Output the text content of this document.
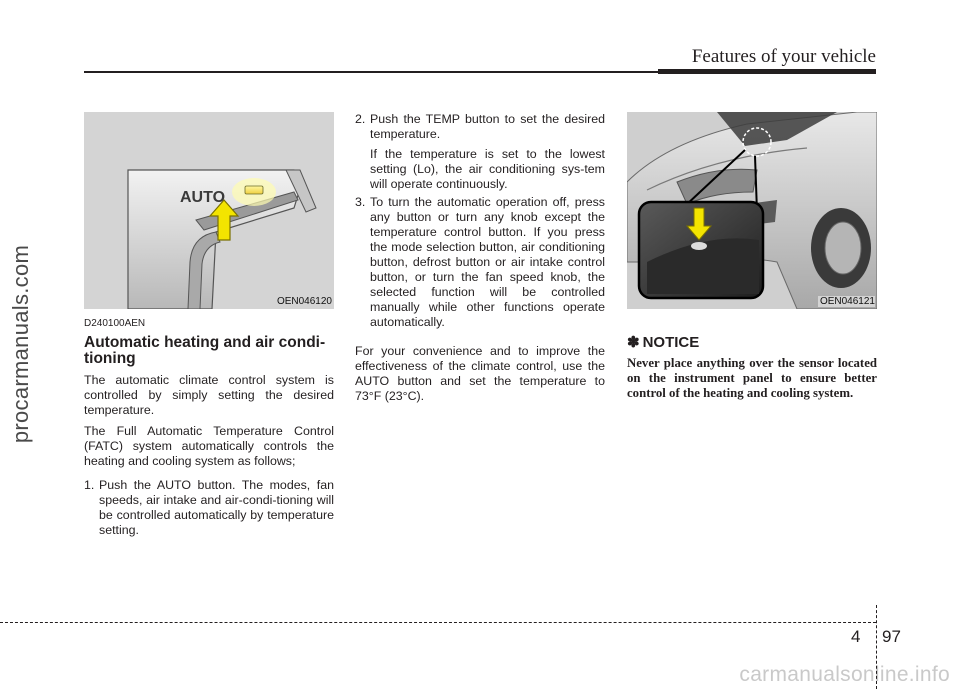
procarmanuals.com
carmanualsonline.info
Features of your vehicle
AUTO
OEN046120
D240100AEN
Automatic heating and air condi-tioning

The automatic climate control system is controlled by simply setting the desired temperature.

The Full Automatic Temperature Control (FATC) system automatically controls the heating and cooling system as follows;

1. Push the AUTO button. The modes, fan speeds, air intake and air-condi-tioning will be controlled automatically by temperature setting.
2. Push the TEMP button to set the desired temperature.
If the temperature is set to the lowest setting (Lo), the air conditioning sys-tem will operate continuously.
3. To turn the automatic operation off, press any button or turn any knob except the temperature control button. If you press the mode selection button, air conditioning button, defrost button or air intake control button, or turn the fan speed knob, the selected function will be controlled manually while other functions operate automatically.

For your convenience and to improve the effectiveness of the climate control, use the AUTO button and set the temperature to 73°F (23°C).

OEN046121
✽ NOTICE
Never place anything over the sensor located on the instrument panel to ensure better control of the heating and cooling system.
4 97
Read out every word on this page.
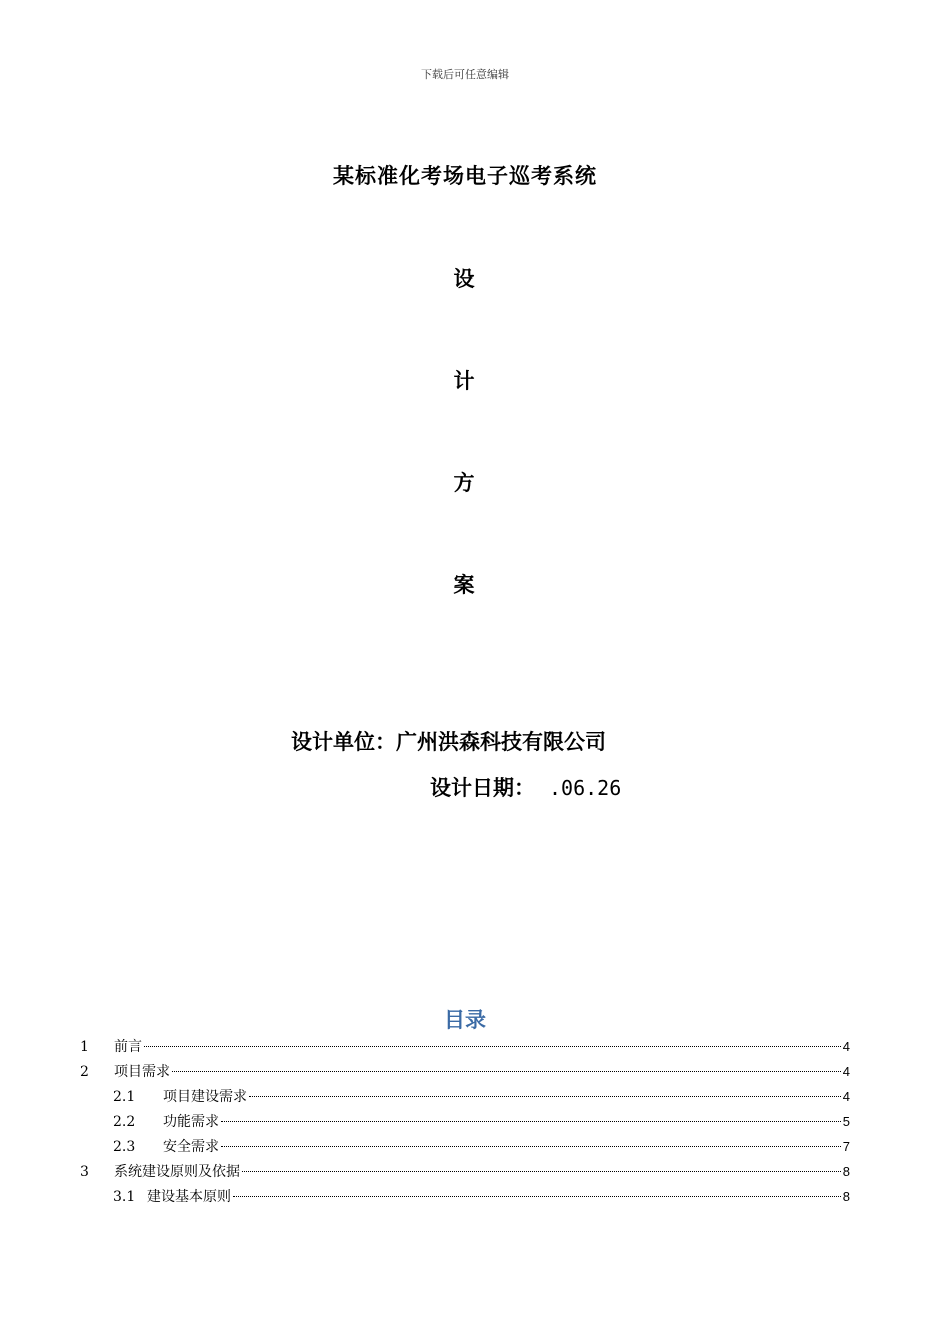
下载后可任意编辑
某标准化考场电子巡考系统
设
计
方
案
设计单位：广州洪森科技有限公司
设计日期： .06.26
目录
1	前言	4
2	项目需求	4
2.1	项目建设需求	4
2.2	功能需求	5
2.3	安全需求	7
3	系统建设原则及依据	8
3.1 建设基本原则	8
........
**Given problem**
Write the lines above out again exactly, without any of their pictures.

**Response to the exercise**
Output the text content of this document.
procarmanuals.com
carmanualsonline.info
Features of your vehicle
AUTO
OEN046120
D240100AEN
Automatic heating and air condi-tioning

The automatic climate control system is controlled by simply setting the desired temperature.

The Full Automatic Temperature Control (FATC) system automatically controls the heating and cooling system as follows;

1. Push the AUTO button. The modes, fan speeds, air intake and air-condi-tioning will be controlled automatically by temperature setting.
2. Push the TEMP button to set the desired temperature.
If the temperature is set to the lowest setting (Lo), the air conditioning sys-tem will operate continuously.
3. To turn the automatic operation off, press any button or turn any knob except the temperature control button. If you press the mode selection button, air conditioning button, defrost button or air intake control button, or turn the fan speed knob, the selected function will be controlled manually while other functions operate automatically.

For your convenience and to improve the effectiveness of the climate control, use the AUTO button and set the temperature to 73°F (23°C).

OEN046121
✽ NOTICE
Never place anything over the sensor located on the instrument panel to ensure better control of the heating and cooling system.
4 97
Read out every word on this page.
下载后可任意编辑
某标准化考场电子巡考系统
设
计
方
案
设计单位：广州洪森科技有限公司
设计日期： .06.26
目录
1	前言	4
2	项目需求	4
2.1	项目建设需求	4
2.2	功能需求	5
2.3	安全需求	7
3	系统建设原则及依据	8
3.1 建设基本原则	8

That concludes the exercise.